Work to do:
Say how many lines include "Dubai", with no words around the number.

.....

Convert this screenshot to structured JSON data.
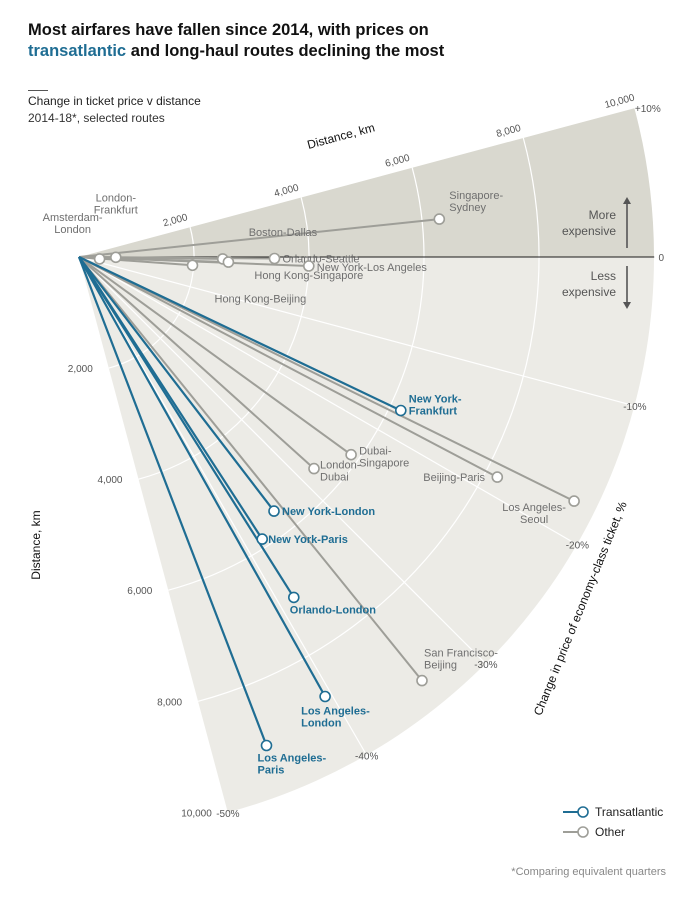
{
  "title": {
    "line1": "Most airfares have fallen since 2014, with prices on",
    "highlight": "transatlantic",
    "line2_rest": " and long-haul routes declining the most"
  },
  "subtitle": {
    "line1": "Change in ticket price v distance",
    "line2": "2014-18*, selected routes"
  },
  "footnote": "*Comparing equivalent quarters",
  "colors": {
    "transatlantic": "#1f6d93",
    "other": "#9e9e98",
    "above_fill": "#d9d8cf",
    "below_fill": "#ecebe6",
    "grid": "#ffffff",
    "zero_line": "#1a1a1a"
  },
  "directions": {
    "up": [
      "More",
      "expensive"
    ],
    "down": [
      "Less",
      "expensive"
    ]
  },
  "chart_data": {
    "type": "scatter",
    "subtype": "radial",
    "xlabel": "Distance, km",
    "ylabel": "Distance, km",
    "angle_label": "Change in price of economy-class ticket, %",
    "radius_range": [
      0,
      10000
    ],
    "radius_ticks": [
      2000,
      4000,
      6000,
      8000,
      10000
    ],
    "radius_tick_labels": [
      "2,000",
      "4,000",
      "6,000",
      "8,000",
      "10,000"
    ],
    "angle_range": [
      -50,
      10
    ],
    "angle_ticks": [
      10,
      0,
      -10,
      -20,
      -30,
      -40,
      -50
    ],
    "angle_tick_labels": [
      "+10%",
      "0",
      "-10%",
      "-20%",
      "-30%",
      "-40%",
      "-50%"
    ],
    "legend": [
      {
        "name": "Transatlantic",
        "color": "#1f6d93"
      },
      {
        "name": "Other",
        "color": "#9e9e98"
      }
    ],
    "legend_position": "bottom-right",
    "series": [
      {
        "name": "Transatlantic",
        "points": [
          {
            "route": "New York-Frankfurt",
            "label": [
              "New York-",
              "Frankfurt"
            ],
            "distance": 6200,
            "change": -17
          },
          {
            "route": "New York-London",
            "label": [
              "New York-London"
            ],
            "distance": 5570,
            "change": -35
          },
          {
            "route": "New York-Paris",
            "label": [
              "New York-Paris"
            ],
            "distance": 5850,
            "change": -38
          },
          {
            "route": "Orlando-London",
            "label": [
              "Orlando-London"
            ],
            "distance": 7000,
            "change": -38.5
          },
          {
            "route": "Los Angeles-London",
            "label": [
              "Los Angeles-",
              "London"
            ],
            "distance": 8760,
            "change": -40.5
          },
          {
            "route": "Los Angeles-Paris",
            "label": [
              "Los Angeles-",
              "Paris"
            ],
            "distance": 9100,
            "change": -46
          }
        ]
      },
      {
        "name": "Other",
        "points": [
          {
            "route": "Singapore-Sydney",
            "label": [
              "Singapore-",
              "Sydney"
            ],
            "distance": 6300,
            "change": 4
          },
          {
            "route": "Boston-Dallas",
            "label": [
              "Boston-Dallas"
            ],
            "distance": 2500,
            "change": -0.5
          },
          {
            "route": "Orlando-Seattle",
            "label": [
              "Orlando-Seattle"
            ],
            "distance": 3400,
            "change": -0.3
          },
          {
            "route": "New York-Los Angeles",
            "label": [
              "New York-Los Angeles"
            ],
            "distance": 4000,
            "change": -1.5
          },
          {
            "route": "Hong Kong-Singapore",
            "label": [
              "Hong Kong-Singapore"
            ],
            "distance": 2600,
            "change": -1.3
          },
          {
            "route": "Hong Kong-Beijing",
            "label": [
              "Hong Kong-Beijing"
            ],
            "distance": 1980,
            "change": -2.8
          },
          {
            "route": "London-Frankfurt",
            "label": [
              "London-",
              "Frankfurt"
            ],
            "distance": 640,
            "change": -0.3
          },
          {
            "route": "Amsterdam-London",
            "label": [
              "Amsterdam-",
              "London"
            ],
            "distance": 360,
            "change": -3.5
          },
          {
            "route": "London-Dubai",
            "label": [
              "London-",
              "Dubai"
            ],
            "distance": 5500,
            "change": -28
          },
          {
            "route": "Dubai-Singapore",
            "label": [
              "Dubai-",
              "Singapore"
            ],
            "distance": 5850,
            "change": -24
          },
          {
            "route": "Beijing-Paris",
            "label": [
              "Beijing-Paris"
            ],
            "distance": 8220,
            "change": -18.5
          },
          {
            "route": "Los Angeles-Seoul",
            "label": [
              "Los Angeles-",
              "Seoul"
            ],
            "distance": 9600,
            "change": -17.5
          },
          {
            "route": "San Francisco-Beijing",
            "label": [
              "San Francisco-",
              "Beijing"
            ],
            "distance": 9480,
            "change": -34
          }
        ]
      }
    ]
  }
}
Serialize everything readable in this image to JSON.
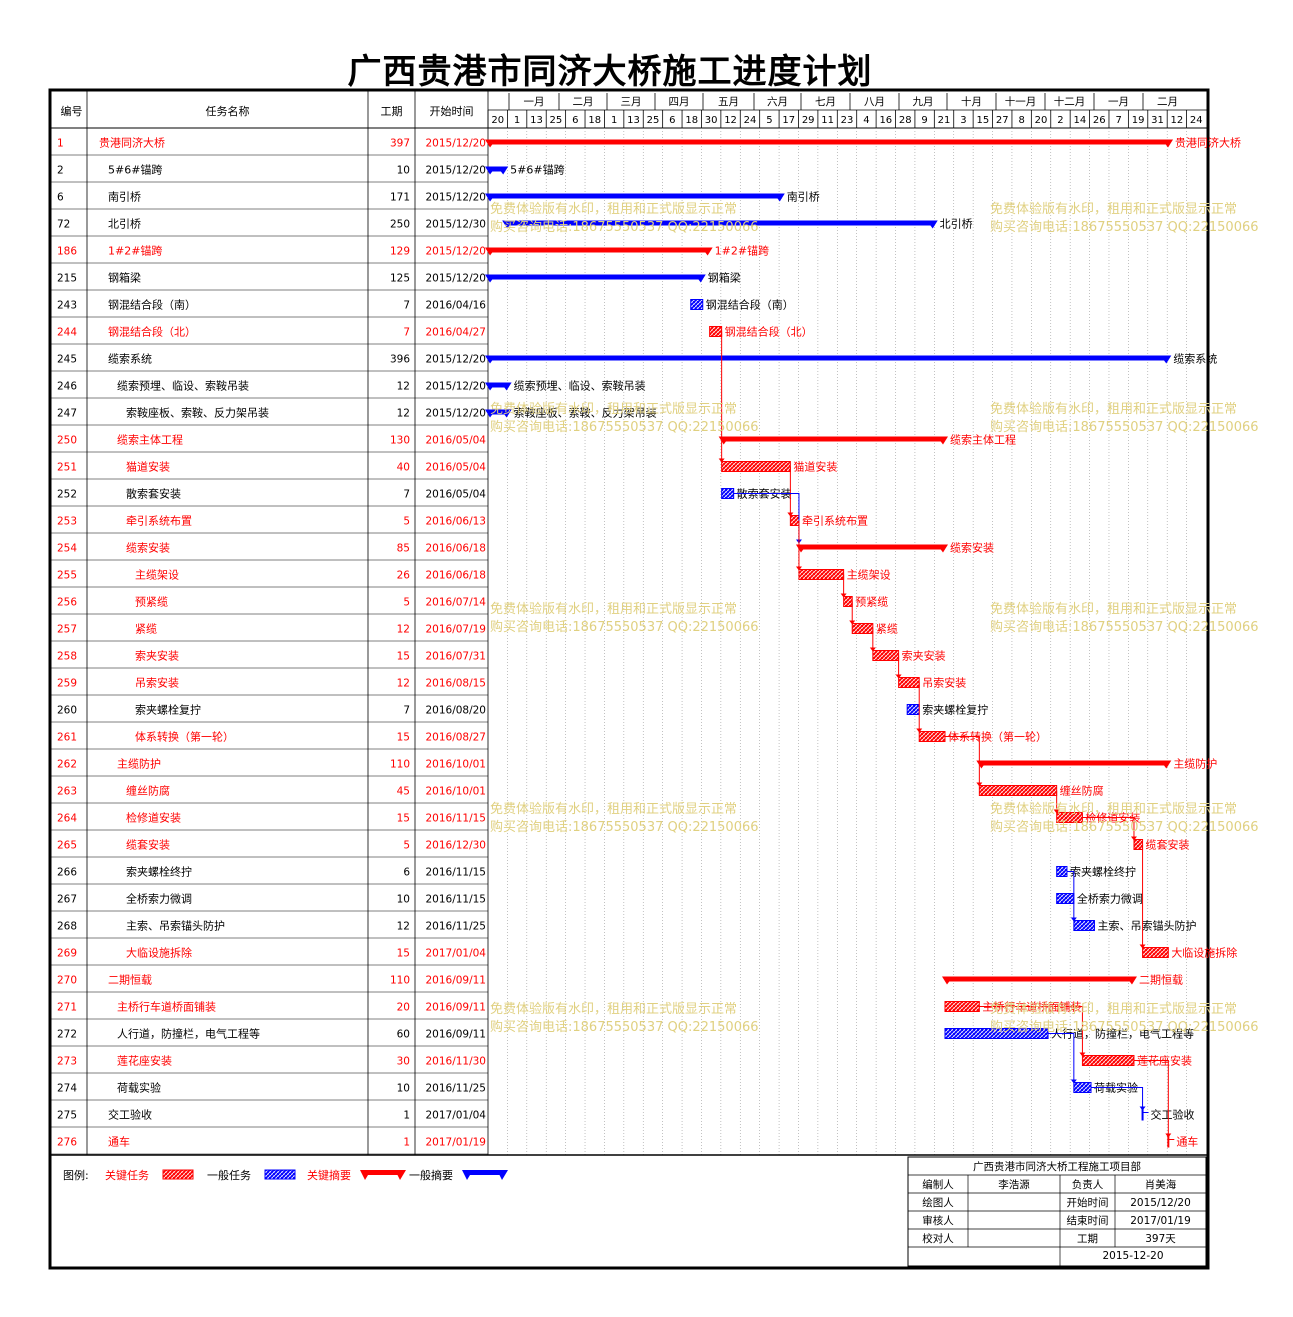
{
  "title": "广西贵港市同济大桥施工进度计划",
  "headers": {
    "id": "编号",
    "name": "任务名称",
    "duration": "工期",
    "start": "开始时间"
  },
  "months": [
    "一月",
    "二月",
    "三月",
    "四月",
    "五月",
    "六月",
    "七月",
    "八月",
    "九月",
    "十月",
    "十一月",
    "十二月",
    "一月",
    "二月"
  ],
  "days": [
    "20",
    "1",
    "13",
    "25",
    "6",
    "18",
    "1",
    "13",
    "25",
    "6",
    "18",
    "30",
    "12",
    "24",
    "5",
    "17",
    "29",
    "11",
    "23",
    "4",
    "16",
    "28",
    "9",
    "21",
    "3",
    "15",
    "27",
    "8",
    "20",
    "2",
    "14",
    "26",
    "7",
    "19",
    "31",
    "12",
    "24"
  ],
  "colors": {
    "critical": "#ff0000",
    "normal": "#0000ff",
    "critical_text": "#ff0000",
    "normal_text": "#000000"
  },
  "chart_data": {
    "type": "gantt",
    "x_range": [
      "2015-12-20",
      "2017-02-28"
    ],
    "tasks": [
      {
        "id": "1",
        "name": "贵港同济大桥",
        "duration": "397",
        "start": "2015/12/20",
        "s": "2015-12-20",
        "d": 397,
        "level": 0,
        "critical": true,
        "summary": true,
        "label": "贵港同济大桥"
      },
      {
        "id": "2",
        "name": "5#6#锚跨",
        "duration": "10",
        "start": "2015/12/20",
        "s": "2015-12-20",
        "d": 10,
        "level": 1,
        "critical": false,
        "summary": true,
        "label": "5#6#锚跨"
      },
      {
        "id": "6",
        "name": "南引桥",
        "duration": "171",
        "start": "2015/12/20",
        "s": "2015-12-20",
        "d": 171,
        "level": 1,
        "critical": false,
        "summary": true,
        "label": "南引桥"
      },
      {
        "id": "72",
        "name": "北引桥",
        "duration": "250",
        "start": "2015/12/30",
        "s": "2015-12-30",
        "d": 250,
        "level": 1,
        "critical": false,
        "summary": true,
        "label": "北引桥"
      },
      {
        "id": "186",
        "name": "1#2#锚跨",
        "duration": "129",
        "start": "2015/12/20",
        "s": "2015-12-20",
        "d": 129,
        "level": 1,
        "critical": true,
        "summary": true,
        "label": "1#2#锚跨"
      },
      {
        "id": "215",
        "name": "钢箱梁",
        "duration": "125",
        "start": "2015/12/20",
        "s": "2015-12-20",
        "d": 125,
        "level": 1,
        "critical": false,
        "summary": true,
        "label": "钢箱梁"
      },
      {
        "id": "243",
        "name": "钢混结合段（南）",
        "duration": "7",
        "start": "2016/04/16",
        "s": "2016-04-16",
        "d": 7,
        "level": 1,
        "critical": false,
        "summary": false,
        "label": "钢混结合段（南）"
      },
      {
        "id": "244",
        "name": "钢混结合段（北）",
        "duration": "7",
        "start": "2016/04/27",
        "s": "2016-04-27",
        "d": 7,
        "level": 1,
        "critical": true,
        "summary": false,
        "label": "钢混结合段（北）"
      },
      {
        "id": "245",
        "name": "缆索系统",
        "duration": "396",
        "start": "2015/12/20",
        "s": "2015-12-20",
        "d": 396,
        "level": 1,
        "critical": false,
        "summary": true,
        "label": "缆索系统"
      },
      {
        "id": "246",
        "name": "缆索预埋、临设、索鞍吊装",
        "duration": "12",
        "start": "2015/12/20",
        "s": "2015-12-20",
        "d": 12,
        "level": 2,
        "critical": false,
        "summary": true,
        "label": "缆索预埋、临设、索鞍吊装"
      },
      {
        "id": "247",
        "name": "索鞍座板、索鞍、反力架吊装",
        "duration": "12",
        "start": "2015/12/20",
        "s": "2015-12-20",
        "d": 12,
        "level": 3,
        "critical": false,
        "summary": true,
        "label": "索鞍座板、索鞍、反力架吊装"
      },
      {
        "id": "250",
        "name": "缆索主体工程",
        "duration": "130",
        "start": "2016/05/04",
        "s": "2016-05-04",
        "d": 130,
        "level": 2,
        "critical": true,
        "summary": true,
        "label": "缆索主体工程"
      },
      {
        "id": "251",
        "name": "猫道安装",
        "duration": "40",
        "start": "2016/05/04",
        "s": "2016-05-04",
        "d": 40,
        "level": 3,
        "critical": true,
        "summary": false,
        "label": "猫道安装"
      },
      {
        "id": "252",
        "name": "散索套安装",
        "duration": "7",
        "start": "2016/05/04",
        "s": "2016-05-04",
        "d": 7,
        "level": 3,
        "critical": false,
        "summary": false,
        "label": "散索套安装"
      },
      {
        "id": "253",
        "name": "牵引系统布置",
        "duration": "5",
        "start": "2016/06/13",
        "s": "2016-06-13",
        "d": 5,
        "level": 3,
        "critical": true,
        "summary": false,
        "label": "牵引系统布置"
      },
      {
        "id": "254",
        "name": "缆索安装",
        "duration": "85",
        "start": "2016/06/18",
        "s": "2016-06-18",
        "d": 85,
        "level": 3,
        "critical": true,
        "summary": true,
        "label": "缆索安装"
      },
      {
        "id": "255",
        "name": "主缆架设",
        "duration": "26",
        "start": "2016/06/18",
        "s": "2016-06-18",
        "d": 26,
        "level": 4,
        "critical": true,
        "summary": false,
        "label": "主缆架设"
      },
      {
        "id": "256",
        "name": "预紧缆",
        "duration": "5",
        "start": "2016/07/14",
        "s": "2016-07-14",
        "d": 5,
        "level": 4,
        "critical": true,
        "summary": false,
        "label": "预紧缆"
      },
      {
        "id": "257",
        "name": "紧缆",
        "duration": "12",
        "start": "2016/07/19",
        "s": "2016-07-19",
        "d": 12,
        "level": 4,
        "critical": true,
        "summary": false,
        "label": "紧缆"
      },
      {
        "id": "258",
        "name": "索夹安装",
        "duration": "15",
        "start": "2016/07/31",
        "s": "2016-07-31",
        "d": 15,
        "level": 4,
        "critical": true,
        "summary": false,
        "label": "索夹安装"
      },
      {
        "id": "259",
        "name": "吊索安装",
        "duration": "12",
        "start": "2016/08/15",
        "s": "2016-08-15",
        "d": 12,
        "level": 4,
        "critical": true,
        "summary": false,
        "label": "吊索安装"
      },
      {
        "id": "260",
        "name": "索夹螺栓复拧",
        "duration": "7",
        "start": "2016/08/20",
        "s": "2016-08-20",
        "d": 7,
        "level": 4,
        "critical": false,
        "summary": false,
        "label": "索夹螺栓复拧"
      },
      {
        "id": "261",
        "name": "体系转换（第一轮）",
        "duration": "15",
        "start": "2016/08/27",
        "s": "2016-08-27",
        "d": 15,
        "level": 4,
        "critical": true,
        "summary": false,
        "label": "体系转换（第一轮）"
      },
      {
        "id": "262",
        "name": "主缆防护",
        "duration": "110",
        "start": "2016/10/01",
        "s": "2016-10-01",
        "d": 110,
        "level": 2,
        "critical": true,
        "summary": true,
        "label": "主缆防护"
      },
      {
        "id": "263",
        "name": "缠丝防腐",
        "duration": "45",
        "start": "2016/10/01",
        "s": "2016-10-01",
        "d": 45,
        "level": 3,
        "critical": true,
        "summary": false,
        "label": "缠丝防腐"
      },
      {
        "id": "264",
        "name": "检修道安装",
        "duration": "15",
        "start": "2016/11/15",
        "s": "2016-11-15",
        "d": 15,
        "level": 3,
        "critical": true,
        "summary": false,
        "label": "检修道安装"
      },
      {
        "id": "265",
        "name": "缆套安装",
        "duration": "5",
        "start": "2016/12/30",
        "s": "2016-12-30",
        "d": 5,
        "level": 3,
        "critical": true,
        "summary": false,
        "label": "缆套安装"
      },
      {
        "id": "266",
        "name": "索夹螺栓终拧",
        "duration": "6",
        "start": "2016/11/15",
        "s": "2016-11-15",
        "d": 6,
        "level": 3,
        "critical": false,
        "summary": false,
        "label": "索夹螺栓终拧"
      },
      {
        "id": "267",
        "name": "全桥索力微调",
        "duration": "10",
        "start": "2016/11/15",
        "s": "2016-11-15",
        "d": 10,
        "level": 3,
        "critical": false,
        "summary": false,
        "label": "全桥索力微调"
      },
      {
        "id": "268",
        "name": "主索、吊索锚头防护",
        "duration": "12",
        "start": "2016/11/25",
        "s": "2016-11-25",
        "d": 12,
        "level": 3,
        "critical": false,
        "summary": false,
        "label": "主索、吊索锚头防护"
      },
      {
        "id": "269",
        "name": "大临设施拆除",
        "duration": "15",
        "start": "2017/01/04",
        "s": "2017-01-04",
        "d": 15,
        "level": 3,
        "critical": true,
        "summary": false,
        "label": "大临设施拆除"
      },
      {
        "id": "270",
        "name": "二期恒载",
        "duration": "110",
        "start": "2016/09/11",
        "s": "2016-09-11",
        "d": 110,
        "level": 1,
        "critical": true,
        "summary": true,
        "label": "二期恒载"
      },
      {
        "id": "271",
        "name": "主桥行车道桥面铺装",
        "duration": "20",
        "start": "2016/09/11",
        "s": "2016-09-11",
        "d": 20,
        "level": 2,
        "critical": true,
        "summary": false,
        "label": "主桥行车道桥面铺装"
      },
      {
        "id": "272",
        "name": "人行道，防撞栏，电气工程等",
        "duration": "60",
        "start": "2016/09/11",
        "s": "2016-09-11",
        "d": 60,
        "level": 2,
        "critical": false,
        "summary": false,
        "label": "人行道，防撞栏，电气工程等"
      },
      {
        "id": "273",
        "name": "莲花座安装",
        "duration": "30",
        "start": "2016/11/30",
        "s": "2016-11-30",
        "d": 30,
        "level": 2,
        "critical": true,
        "summary": false,
        "label": "莲花座安装"
      },
      {
        "id": "274",
        "name": "荷载实验",
        "duration": "10",
        "start": "2016/11/25",
        "s": "2016-11-25",
        "d": 10,
        "level": 2,
        "critical": false,
        "summary": false,
        "label": "荷载实验"
      },
      {
        "id": "275",
        "name": "交工验收",
        "duration": "1",
        "start": "2017/01/04",
        "s": "2017-01-04",
        "d": 1,
        "level": 1,
        "critical": false,
        "summary": false,
        "milestone": true,
        "label": "交工验收"
      },
      {
        "id": "276",
        "name": "通车",
        "duration": "1",
        "start": "2017/01/19",
        "s": "2017-01-19",
        "d": 1,
        "level": 1,
        "critical": true,
        "summary": false,
        "milestone": true,
        "label": "通车"
      }
    ]
  },
  "watermark": {
    "line1": "免费体验版有水印，租用和正式版显示正常",
    "line2": "购买咨询电话:18675550537 QQ:22150066"
  },
  "legend": {
    "label": "图例:",
    "critical_task": "关键任务",
    "normal_task": "一般任务",
    "critical_summary": "关键摘要",
    "normal_summary": "一般摘要"
  },
  "info": {
    "org": "广西贵港市同济大桥工程施工项目部",
    "rows": [
      [
        "编制人",
        "李浩源",
        "负责人",
        "肖美海"
      ],
      [
        "绘图人",
        "",
        "开始时间",
        "2015/12/20"
      ],
      [
        "审核人",
        "",
        "结束时间",
        "2017/01/19"
      ],
      [
        "校对人",
        "",
        "工期",
        "397天"
      ]
    ],
    "date": "2015-12-20"
  }
}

.....

Problem solution:
4